What is required
Each entry must be reproduced precisely as it stands.

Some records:

►

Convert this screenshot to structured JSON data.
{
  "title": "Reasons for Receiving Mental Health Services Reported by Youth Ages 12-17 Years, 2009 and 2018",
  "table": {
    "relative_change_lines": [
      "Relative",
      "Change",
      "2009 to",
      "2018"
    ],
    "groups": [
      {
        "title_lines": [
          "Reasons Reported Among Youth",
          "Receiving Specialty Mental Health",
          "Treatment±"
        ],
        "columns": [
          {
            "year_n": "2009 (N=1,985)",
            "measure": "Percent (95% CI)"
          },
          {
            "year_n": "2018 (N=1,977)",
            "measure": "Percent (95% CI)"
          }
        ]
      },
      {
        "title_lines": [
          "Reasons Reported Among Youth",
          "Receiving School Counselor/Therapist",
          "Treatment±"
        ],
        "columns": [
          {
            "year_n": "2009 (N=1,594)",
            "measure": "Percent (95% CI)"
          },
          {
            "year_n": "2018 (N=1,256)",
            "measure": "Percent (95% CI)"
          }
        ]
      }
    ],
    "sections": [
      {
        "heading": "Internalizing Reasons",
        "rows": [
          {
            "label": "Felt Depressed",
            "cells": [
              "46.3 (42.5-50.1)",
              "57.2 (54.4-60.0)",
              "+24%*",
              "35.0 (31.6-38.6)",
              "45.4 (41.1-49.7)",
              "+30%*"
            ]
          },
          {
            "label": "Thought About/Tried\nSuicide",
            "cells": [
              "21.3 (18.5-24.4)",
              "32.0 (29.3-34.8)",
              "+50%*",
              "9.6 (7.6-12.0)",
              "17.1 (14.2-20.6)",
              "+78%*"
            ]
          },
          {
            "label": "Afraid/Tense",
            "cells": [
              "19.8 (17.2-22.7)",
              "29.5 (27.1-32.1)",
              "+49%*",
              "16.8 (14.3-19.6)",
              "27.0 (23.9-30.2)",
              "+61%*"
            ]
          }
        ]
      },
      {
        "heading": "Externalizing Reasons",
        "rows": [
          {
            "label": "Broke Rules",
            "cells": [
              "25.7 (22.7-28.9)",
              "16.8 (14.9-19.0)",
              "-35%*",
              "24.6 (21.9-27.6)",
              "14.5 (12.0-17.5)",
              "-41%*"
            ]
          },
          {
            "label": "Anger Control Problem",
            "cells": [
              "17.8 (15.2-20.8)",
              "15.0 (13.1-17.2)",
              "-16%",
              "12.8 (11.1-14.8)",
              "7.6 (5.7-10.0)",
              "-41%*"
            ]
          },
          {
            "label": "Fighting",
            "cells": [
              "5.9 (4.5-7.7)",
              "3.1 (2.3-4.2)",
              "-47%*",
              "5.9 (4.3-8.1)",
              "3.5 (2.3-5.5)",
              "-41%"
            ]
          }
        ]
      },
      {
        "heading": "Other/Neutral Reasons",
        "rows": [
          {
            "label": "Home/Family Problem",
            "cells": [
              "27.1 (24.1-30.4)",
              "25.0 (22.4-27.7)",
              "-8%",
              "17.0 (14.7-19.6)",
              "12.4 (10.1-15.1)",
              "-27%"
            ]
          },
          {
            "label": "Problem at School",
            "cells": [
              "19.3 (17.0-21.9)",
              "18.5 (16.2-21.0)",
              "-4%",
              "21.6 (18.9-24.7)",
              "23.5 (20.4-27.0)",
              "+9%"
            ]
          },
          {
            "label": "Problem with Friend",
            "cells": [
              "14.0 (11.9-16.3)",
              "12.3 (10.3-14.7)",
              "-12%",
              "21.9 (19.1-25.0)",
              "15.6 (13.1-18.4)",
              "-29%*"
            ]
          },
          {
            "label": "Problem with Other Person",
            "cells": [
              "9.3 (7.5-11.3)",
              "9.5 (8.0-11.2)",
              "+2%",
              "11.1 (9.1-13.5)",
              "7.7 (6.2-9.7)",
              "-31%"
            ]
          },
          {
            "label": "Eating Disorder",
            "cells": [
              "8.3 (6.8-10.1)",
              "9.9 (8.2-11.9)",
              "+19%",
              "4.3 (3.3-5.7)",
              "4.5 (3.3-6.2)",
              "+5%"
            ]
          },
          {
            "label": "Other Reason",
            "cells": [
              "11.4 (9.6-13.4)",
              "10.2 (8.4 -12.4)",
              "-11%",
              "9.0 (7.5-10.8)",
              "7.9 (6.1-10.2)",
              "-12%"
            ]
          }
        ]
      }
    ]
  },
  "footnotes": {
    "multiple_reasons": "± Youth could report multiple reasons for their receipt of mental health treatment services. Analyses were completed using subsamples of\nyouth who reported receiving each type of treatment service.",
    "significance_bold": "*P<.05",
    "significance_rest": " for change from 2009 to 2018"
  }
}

◄

Result below
Convert this screenshot to structured JSON data.
{
  "title": "Reasons for Receiving Mental Health Services Reported by Youth Ages 12-17 Years, 2009 and 2018",
  "table": {
    "relative_change_lines": [
      "Relative",
      "Change",
      "2009 to",
      "2018"
    ],
    "groups": [
      {
        "title_lines": [
          "Reasons Reported Among Youth",
          "Receiving Specialty Mental Health",
          "Treatment±"
        ],
        "columns": [
          {
            "year_n": "2009 (N=1,985)",
            "measure": "Percent (95% CI)"
          },
          {
            "year_n": "2018 (N=1,977)",
            "measure": "Percent (95% CI)"
          }
        ]
      },
      {
        "title_lines": [
          "Reasons Reported Among Youth",
          "Receiving School Counselor/Therapist",
          "Treatment±"
        ],
        "columns": [
          {
            "year_n": "2009 (N=1,594)",
            "measure": "Percent (95% CI)"
          },
          {
            "year_n": "2018 (N=1,256)",
            "measure": "Percent (95% CI)"
          }
        ]
      }
    ],
    "sections": [
      {
        "heading": "Internalizing Reasons",
        "rows": [
          {
            "label": "Felt Depressed",
            "cells": [
              "46.3 (42.5-50.1)",
              "57.2 (54.4-60.0)",
              "+24%*",
              "35.0 (31.6-38.6)",
              "45.4 (41.1-49.7)",
              "+30%*"
            ]
          },
          {
            "label": "Thought About/Tried\nSuicide",
            "cells": [
              "21.3 (18.5-24.4)",
              "32.0 (29.3-34.8)",
              "+50%*",
              "9.6 (7.6-12.0)",
              "17.1 (14.2-20.6)",
              "+78%*"
            ]
          },
          {
            "label": "Afraid/Tense",
            "cells": [
              "19.8 (17.2-22.7)",
              "29.5 (27.1-32.1)",
              "+49%*",
              "16.8 (14.3-19.6)",
              "27.0 (23.9-30.2)",
              "+61%*"
            ]
          }
        ]
      },
      {
        "heading": "Externalizing Reasons",
        "rows": [
          {
            "label": "Broke Rules",
            "cells": [
              "25.7 (22.7-28.9)",
              "16.8 (14.9-19.0)",
              "-35%*",
              "24.6 (21.9-27.6)",
              "14.5 (12.0-17.5)",
              "-41%*"
            ]
          },
          {
            "label": "Anger Control Problem",
            "cells": [
              "17.8 (15.2-20.8)",
              "15.0 (13.1-17.2)",
              "-16%",
              "12.8 (11.1-14.8)",
              "7.6 (5.7-10.0)",
              "-41%*"
            ]
          },
          {
            "label": "Fighting",
            "cells": [
              "5.9 (4.5-7.7)",
              "3.1 (2.3-4.2)",
              "-47%*",
              "5.9 (4.3-8.1)",
              "3.5 (2.3-5.5)",
              "-41%"
            ]
          }
        ]
      },
      {
        "heading": "Other/Neutral Reasons",
        "rows": [
          {
            "label": "Home/Family Problem",
            "cells": [
              "27.1 (24.1-30.4)",
              "25.0 (22.4-27.7)",
              "-8%",
              "17.0 (14.7-19.6)",
              "12.4 (10.1-15.1)",
              "-27%"
            ]
          },
          {
            "label": "Problem at School",
            "cells": [
              "19.3 (17.0-21.9)",
              "18.5 (16.2-21.0)",
              "-4%",
              "21.6 (18.9-24.7)",
              "23.5 (20.4-27.0)",
              "+9%"
            ]
          },
          {
            "label": "Problem with Friend",
            "cells": [
              "14.0 (11.9-16.3)",
              "12.3 (10.3-14.7)",
              "-12%",
              "21.9 (19.1-25.0)",
              "15.6 (13.1-18.4)",
              "-29%*"
            ]
          },
          {
            "label": "Problem with Other Person",
            "cells": [
              "9.3 (7.5-11.3)",
              "9.5 (8.0-11.2)",
              "+2%",
              "11.1 (9.1-13.5)",
              "7.7 (6.2-9.7)",
              "-31%"
            ]
          },
          {
            "label": "Eating Disorder",
            "cells": [
              "8.3 (6.8-10.1)",
              "9.9 (8.2-11.9)",
              "+19%",
              "4.3 (3.3-5.7)",
              "4.5 (3.3-6.2)",
              "+5%"
            ]
          },
          {
            "label": "Other Reason",
            "cells": [
              "11.4 (9.6-13.4)",
              "10.2 (8.4 -12.4)",
              "-11%",
              "9.0 (7.5-10.8)",
              "7.9 (6.1-10.2)",
              "-12%"
            ]
          }
        ]
      }
    ]
  },
  "footnotes": {
    "multiple_reasons": "± Youth could report multiple reasons for their receipt of mental health treatment services. Analyses were completed using subsamples of\nyouth who reported receiving each type of treatment service.",
    "significance_bold": "*P<.05",
    "significance_rest": " for change from 2009 to 2018"
  }
}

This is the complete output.